[Required work]: Give the records back in full, exactly as they read.

[Material provided]:
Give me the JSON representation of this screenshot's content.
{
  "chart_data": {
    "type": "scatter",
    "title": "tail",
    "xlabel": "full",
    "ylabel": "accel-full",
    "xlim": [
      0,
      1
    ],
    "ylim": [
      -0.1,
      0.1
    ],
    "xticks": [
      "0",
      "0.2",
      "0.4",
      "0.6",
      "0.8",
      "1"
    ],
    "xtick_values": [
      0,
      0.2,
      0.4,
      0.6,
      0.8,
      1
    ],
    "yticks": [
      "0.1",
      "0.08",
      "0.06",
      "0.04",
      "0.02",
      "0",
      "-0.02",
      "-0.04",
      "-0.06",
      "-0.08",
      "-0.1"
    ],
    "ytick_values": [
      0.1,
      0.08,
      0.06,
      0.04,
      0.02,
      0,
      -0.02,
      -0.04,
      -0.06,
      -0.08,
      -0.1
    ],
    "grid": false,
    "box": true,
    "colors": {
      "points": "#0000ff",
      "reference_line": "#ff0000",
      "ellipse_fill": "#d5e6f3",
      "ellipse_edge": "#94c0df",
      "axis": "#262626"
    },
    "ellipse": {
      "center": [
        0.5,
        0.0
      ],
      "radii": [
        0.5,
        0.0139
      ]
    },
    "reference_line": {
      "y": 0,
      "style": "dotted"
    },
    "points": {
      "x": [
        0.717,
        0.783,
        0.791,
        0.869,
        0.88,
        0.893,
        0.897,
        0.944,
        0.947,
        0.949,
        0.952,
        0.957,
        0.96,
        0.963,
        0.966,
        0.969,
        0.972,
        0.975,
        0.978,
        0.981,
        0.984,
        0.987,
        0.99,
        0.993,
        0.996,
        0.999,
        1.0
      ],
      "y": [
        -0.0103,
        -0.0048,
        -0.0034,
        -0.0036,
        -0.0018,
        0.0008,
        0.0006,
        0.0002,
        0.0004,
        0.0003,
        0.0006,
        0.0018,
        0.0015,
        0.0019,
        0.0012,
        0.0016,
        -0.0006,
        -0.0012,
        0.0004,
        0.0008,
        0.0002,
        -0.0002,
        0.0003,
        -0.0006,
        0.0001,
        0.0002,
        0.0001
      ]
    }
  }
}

[Exercise response]:
Give me the JSON representation of this screenshot's content.
{
  "chart_data": {
    "type": "scatter",
    "title": "tail",
    "xlabel": "full",
    "ylabel": "accel-full",
    "xlim": [
      0,
      1
    ],
    "ylim": [
      -0.1,
      0.1
    ],
    "xticks": [
      "0",
      "0.2",
      "0.4",
      "0.6",
      "0.8",
      "1"
    ],
    "xtick_values": [
      0,
      0.2,
      0.4,
      0.6,
      0.8,
      1
    ],
    "yticks": [
      "0.1",
      "0.08",
      "0.06",
      "0.04",
      "0.02",
      "0",
      "-0.02",
      "-0.04",
      "-0.06",
      "-0.08",
      "-0.1"
    ],
    "ytick_values": [
      0.1,
      0.08,
      0.06,
      0.04,
      0.02,
      0,
      -0.02,
      -0.04,
      -0.06,
      -0.08,
      -0.1
    ],
    "grid": false,
    "box": true,
    "colors": {
      "points": "#0000ff",
      "reference_line": "#ff0000",
      "ellipse_fill": "#d5e6f3",
      "ellipse_edge": "#94c0df",
      "axis": "#262626"
    },
    "ellipse": {
      "center": [
        0.5,
        0.0
      ],
      "radii": [
        0.5,
        0.0139
      ]
    },
    "reference_line": {
      "y": 0,
      "style": "dotted"
    },
    "points": {
      "x": [
        0.717,
        0.783,
        0.791,
        0.869,
        0.88,
        0.893,
        0.897,
        0.944,
        0.947,
        0.949,
        0.952,
        0.957,
        0.96,
        0.963,
        0.966,
        0.969,
        0.972,
        0.975,
        0.978,
        0.981,
        0.984,
        0.987,
        0.99,
        0.993,
        0.996,
        0.999,
        1.0
      ],
      "y": [
        -0.0103,
        -0.0048,
        -0.0034,
        -0.0036,
        -0.0018,
        0.0008,
        0.0006,
        0.0002,
        0.0004,
        0.0003,
        0.0006,
        0.0018,
        0.0015,
        0.0019,
        0.0012,
        0.0016,
        -0.0006,
        -0.0012,
        0.0004,
        0.0008,
        0.0002,
        -0.0002,
        0.0003,
        -0.0006,
        0.0001,
        0.0002,
        0.0001
      ]
    }
  }
}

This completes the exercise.